Exercise
Read the listing below and copy out every line that holds "BLACK".

** begin Records **

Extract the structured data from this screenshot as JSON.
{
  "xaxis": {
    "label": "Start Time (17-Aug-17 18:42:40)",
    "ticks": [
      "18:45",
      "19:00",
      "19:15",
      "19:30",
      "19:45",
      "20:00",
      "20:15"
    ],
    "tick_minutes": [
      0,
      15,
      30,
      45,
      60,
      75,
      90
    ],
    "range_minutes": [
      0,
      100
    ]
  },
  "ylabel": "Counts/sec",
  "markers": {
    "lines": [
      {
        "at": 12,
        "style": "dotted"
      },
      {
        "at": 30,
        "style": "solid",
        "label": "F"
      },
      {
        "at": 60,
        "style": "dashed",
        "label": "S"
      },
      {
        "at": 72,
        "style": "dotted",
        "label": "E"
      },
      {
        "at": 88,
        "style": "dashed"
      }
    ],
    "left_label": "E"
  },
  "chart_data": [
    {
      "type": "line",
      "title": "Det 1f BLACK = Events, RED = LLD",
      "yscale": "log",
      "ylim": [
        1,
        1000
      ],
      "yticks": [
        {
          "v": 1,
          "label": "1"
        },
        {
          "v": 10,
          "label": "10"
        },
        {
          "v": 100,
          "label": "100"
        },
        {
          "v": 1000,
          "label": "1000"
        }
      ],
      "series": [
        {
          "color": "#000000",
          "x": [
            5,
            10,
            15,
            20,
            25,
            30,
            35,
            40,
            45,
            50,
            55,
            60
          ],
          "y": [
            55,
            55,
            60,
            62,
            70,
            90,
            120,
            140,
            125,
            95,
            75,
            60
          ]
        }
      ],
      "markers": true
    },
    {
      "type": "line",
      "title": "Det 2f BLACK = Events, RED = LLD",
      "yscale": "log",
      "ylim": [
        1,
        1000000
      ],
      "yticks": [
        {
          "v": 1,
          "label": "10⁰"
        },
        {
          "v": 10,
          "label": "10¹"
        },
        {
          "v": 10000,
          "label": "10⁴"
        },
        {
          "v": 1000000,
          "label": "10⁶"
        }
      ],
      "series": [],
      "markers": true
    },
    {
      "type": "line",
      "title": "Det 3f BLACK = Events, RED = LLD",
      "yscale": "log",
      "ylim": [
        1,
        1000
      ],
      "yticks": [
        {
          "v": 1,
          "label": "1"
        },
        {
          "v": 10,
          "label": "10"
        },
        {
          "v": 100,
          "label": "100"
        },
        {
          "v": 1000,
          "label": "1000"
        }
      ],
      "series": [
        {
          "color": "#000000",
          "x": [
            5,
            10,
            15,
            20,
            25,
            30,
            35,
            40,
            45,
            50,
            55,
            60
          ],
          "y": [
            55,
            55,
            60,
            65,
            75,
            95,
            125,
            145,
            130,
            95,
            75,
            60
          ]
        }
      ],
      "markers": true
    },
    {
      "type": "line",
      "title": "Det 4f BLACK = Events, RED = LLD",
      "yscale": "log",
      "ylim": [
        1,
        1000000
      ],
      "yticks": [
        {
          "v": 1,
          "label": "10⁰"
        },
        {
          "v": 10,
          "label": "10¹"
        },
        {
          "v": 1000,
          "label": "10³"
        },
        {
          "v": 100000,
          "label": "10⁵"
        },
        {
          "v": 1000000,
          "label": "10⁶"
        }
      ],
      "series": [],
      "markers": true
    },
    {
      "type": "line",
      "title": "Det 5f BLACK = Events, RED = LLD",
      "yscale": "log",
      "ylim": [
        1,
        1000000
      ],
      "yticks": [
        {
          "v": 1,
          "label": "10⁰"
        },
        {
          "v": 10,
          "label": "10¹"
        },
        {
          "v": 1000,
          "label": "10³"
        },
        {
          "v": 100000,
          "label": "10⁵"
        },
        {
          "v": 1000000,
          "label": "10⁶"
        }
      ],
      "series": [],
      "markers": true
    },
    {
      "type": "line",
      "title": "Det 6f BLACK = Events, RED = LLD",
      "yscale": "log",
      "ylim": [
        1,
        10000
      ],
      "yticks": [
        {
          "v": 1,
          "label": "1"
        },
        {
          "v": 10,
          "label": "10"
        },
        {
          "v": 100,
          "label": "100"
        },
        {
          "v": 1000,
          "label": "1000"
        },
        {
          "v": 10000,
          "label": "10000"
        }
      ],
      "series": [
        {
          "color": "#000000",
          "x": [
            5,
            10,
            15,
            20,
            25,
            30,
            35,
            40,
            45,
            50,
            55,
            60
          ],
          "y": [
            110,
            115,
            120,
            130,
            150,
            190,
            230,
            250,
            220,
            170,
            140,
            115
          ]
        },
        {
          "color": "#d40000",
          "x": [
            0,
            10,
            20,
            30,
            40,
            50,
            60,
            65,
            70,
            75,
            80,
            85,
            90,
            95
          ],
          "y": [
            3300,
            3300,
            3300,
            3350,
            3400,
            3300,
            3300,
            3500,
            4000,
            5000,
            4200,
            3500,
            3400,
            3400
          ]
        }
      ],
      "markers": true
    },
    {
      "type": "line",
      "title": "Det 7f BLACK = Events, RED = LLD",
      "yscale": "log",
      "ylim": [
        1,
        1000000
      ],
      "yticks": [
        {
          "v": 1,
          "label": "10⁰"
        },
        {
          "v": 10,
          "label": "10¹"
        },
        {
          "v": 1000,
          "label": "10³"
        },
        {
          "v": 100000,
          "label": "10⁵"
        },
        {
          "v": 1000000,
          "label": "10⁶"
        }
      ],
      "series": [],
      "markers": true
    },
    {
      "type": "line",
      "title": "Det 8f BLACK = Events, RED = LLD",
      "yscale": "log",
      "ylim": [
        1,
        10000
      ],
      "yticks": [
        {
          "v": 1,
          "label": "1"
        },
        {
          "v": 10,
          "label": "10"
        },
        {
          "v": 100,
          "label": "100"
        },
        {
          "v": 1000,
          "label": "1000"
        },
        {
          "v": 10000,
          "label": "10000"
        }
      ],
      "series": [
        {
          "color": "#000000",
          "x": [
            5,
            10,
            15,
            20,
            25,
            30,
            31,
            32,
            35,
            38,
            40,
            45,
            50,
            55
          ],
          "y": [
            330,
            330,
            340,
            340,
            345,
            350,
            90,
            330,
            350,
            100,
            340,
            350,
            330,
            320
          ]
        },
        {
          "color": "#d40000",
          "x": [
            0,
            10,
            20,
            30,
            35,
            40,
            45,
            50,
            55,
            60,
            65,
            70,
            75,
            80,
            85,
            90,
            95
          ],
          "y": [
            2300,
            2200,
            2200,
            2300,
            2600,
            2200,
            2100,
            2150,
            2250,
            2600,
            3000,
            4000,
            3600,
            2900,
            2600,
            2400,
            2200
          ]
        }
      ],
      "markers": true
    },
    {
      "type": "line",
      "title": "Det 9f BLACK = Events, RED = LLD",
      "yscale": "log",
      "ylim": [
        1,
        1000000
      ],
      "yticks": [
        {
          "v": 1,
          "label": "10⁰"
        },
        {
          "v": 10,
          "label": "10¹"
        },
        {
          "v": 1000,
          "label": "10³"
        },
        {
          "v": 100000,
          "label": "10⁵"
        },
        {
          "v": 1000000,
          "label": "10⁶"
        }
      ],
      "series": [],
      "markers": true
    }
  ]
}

** end Records **

Exercise response
      "title": "Det 1f BLACK = Events, RED = LLD",
      "title": "Det 2f BLACK = Events, RED = LLD",
      "title": "Det 3f BLACK = Events, RED = LLD",
      "title": "Det 4f BLACK = Events, RED = LLD",
      "title": "Det 5f BLACK = Events, RED = LLD",
      "title": "Det 6f BLACK = Events, RED = LLD",
      "title": "Det 7f BLACK = Events, RED = LLD",
      "title": "Det 8f BLACK = Events, RED = LLD",
      "title": "Det 9f BLACK = Events, RED = LLD",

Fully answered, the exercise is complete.